EXCERPT TO READ section start

The only thing that stopped this assault was the 2005 PLCAA, making it among the most important federal pro-gun reforms of the past 30 years.
And now Clinton vows to make repealing that law one of her top priorities.
Election 2016 Decides The Verdict For U.S. Firearms Commerce If Clinton wins the White House and succeeds in repealing the PLCAA, America’s firearm industry could be terrorized into discontinuing firearms that the political elites demonize—semi-automatic rifles like the AR-15 today, handguns or who-knows-what-else tomorrow. Simple economics might not give them a choice.
What’s more, legislation to repeal the PLCAA already has been introduced in both houses of Congress—S. 2469, introduced by U.S. Sen. Richard Blumenthal, D-Conn., and the so-called “Equal Access to Justice for Victims of Gun Violence Act” (H.R. 4399), introduced by Rep. Adam Schiff, D-Calif.
Other developments are equally chilling. In a Connecticut courtroom just this last April, Judge Barbara Bellis ruled that the PLCAA does not require dismissal of a lawsuit by the survivors of Sandy Hook victims against Remington Arms Co. for selling the rifle that was used in that unspeakable crime—a rifle that was lawfully manufactured, lawfully wholesaled and lawfully sold to a non-prohibited purchaser, but stolen from the purchaser by her son, who also murdered her.
How could Remington possibly have foreseen such a thing? Obviously, they couldn’t.
But the plaintiffs’ lawyers say that doesn’t matter. Regardless of the PLCAA, and regardless of the fact that selling AR-15s in Connecticut was perfectly legal at the time, they say the rifle was too dangerous to ever be sold to the public, and that for doing so, Remington is supposedly liable for the crimes committed at Sandy Hook.

EXCERPT TO READ section end
SUPPLIED ENTRIES section start

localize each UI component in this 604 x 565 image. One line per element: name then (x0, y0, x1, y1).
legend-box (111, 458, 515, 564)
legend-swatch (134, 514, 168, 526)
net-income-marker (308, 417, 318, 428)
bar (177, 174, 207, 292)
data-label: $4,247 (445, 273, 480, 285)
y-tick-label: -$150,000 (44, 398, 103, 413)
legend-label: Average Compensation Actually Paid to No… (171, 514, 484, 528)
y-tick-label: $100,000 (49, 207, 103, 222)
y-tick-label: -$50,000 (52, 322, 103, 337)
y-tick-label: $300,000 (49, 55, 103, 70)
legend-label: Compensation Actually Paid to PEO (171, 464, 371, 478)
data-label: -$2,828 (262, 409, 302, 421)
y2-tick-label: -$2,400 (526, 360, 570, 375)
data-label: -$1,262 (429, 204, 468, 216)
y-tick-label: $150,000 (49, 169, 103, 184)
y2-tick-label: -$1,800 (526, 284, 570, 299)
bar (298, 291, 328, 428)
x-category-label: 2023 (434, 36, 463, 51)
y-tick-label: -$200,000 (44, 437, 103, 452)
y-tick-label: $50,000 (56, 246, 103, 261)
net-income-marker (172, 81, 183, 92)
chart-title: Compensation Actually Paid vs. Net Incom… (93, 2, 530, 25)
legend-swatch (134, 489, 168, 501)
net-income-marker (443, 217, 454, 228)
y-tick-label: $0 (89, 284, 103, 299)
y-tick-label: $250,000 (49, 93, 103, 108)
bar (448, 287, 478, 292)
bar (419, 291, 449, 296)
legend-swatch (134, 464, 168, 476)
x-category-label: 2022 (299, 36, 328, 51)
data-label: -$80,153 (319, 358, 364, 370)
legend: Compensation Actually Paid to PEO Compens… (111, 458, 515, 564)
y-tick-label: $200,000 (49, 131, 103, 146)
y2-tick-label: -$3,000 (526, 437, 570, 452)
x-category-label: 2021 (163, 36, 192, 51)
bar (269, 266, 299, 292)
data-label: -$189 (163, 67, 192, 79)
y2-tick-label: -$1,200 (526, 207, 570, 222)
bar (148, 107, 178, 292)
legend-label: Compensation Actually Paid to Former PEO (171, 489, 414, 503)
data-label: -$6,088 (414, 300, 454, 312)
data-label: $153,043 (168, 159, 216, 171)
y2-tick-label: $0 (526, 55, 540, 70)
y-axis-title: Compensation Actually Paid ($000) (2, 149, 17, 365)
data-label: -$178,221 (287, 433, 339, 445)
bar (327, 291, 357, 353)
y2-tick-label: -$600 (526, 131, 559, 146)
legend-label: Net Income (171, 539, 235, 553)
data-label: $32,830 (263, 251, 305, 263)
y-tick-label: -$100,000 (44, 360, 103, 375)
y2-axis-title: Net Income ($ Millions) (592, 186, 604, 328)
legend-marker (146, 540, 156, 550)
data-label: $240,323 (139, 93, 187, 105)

SUPPLIED ENTRIES section end

Retype the text on the PLCAA between "What’s more, legislation" and "also murdered her.", inclusive, word for word.

What’s more, legislation to repeal the PLCAA already has been introduced in both houses of Congress—S. 2469, introduced by U.S. Sen. Richard Blumenthal, D-Conn., and the so-called “Equal Access to Justice for Victims of Gun Violence Act” (H.R. 4399), introduced by Rep. Adam Schiff, D-Calif.
Other developments are equally chilling. In a Connecticut courtroom just this last April, Judge Barbara Bellis ruled that the PLCAA does not require dismissal of a lawsuit by the survivors of Sandy Hook victims against Remington Arms Co. for selling the rifle that was used in that unspeakable crime—a rifle that was lawfully manufactured, lawfully wholesaled and lawfully sold to a non-prohibited purchaser, but stolen from the purchaser by her son, who also murdered her.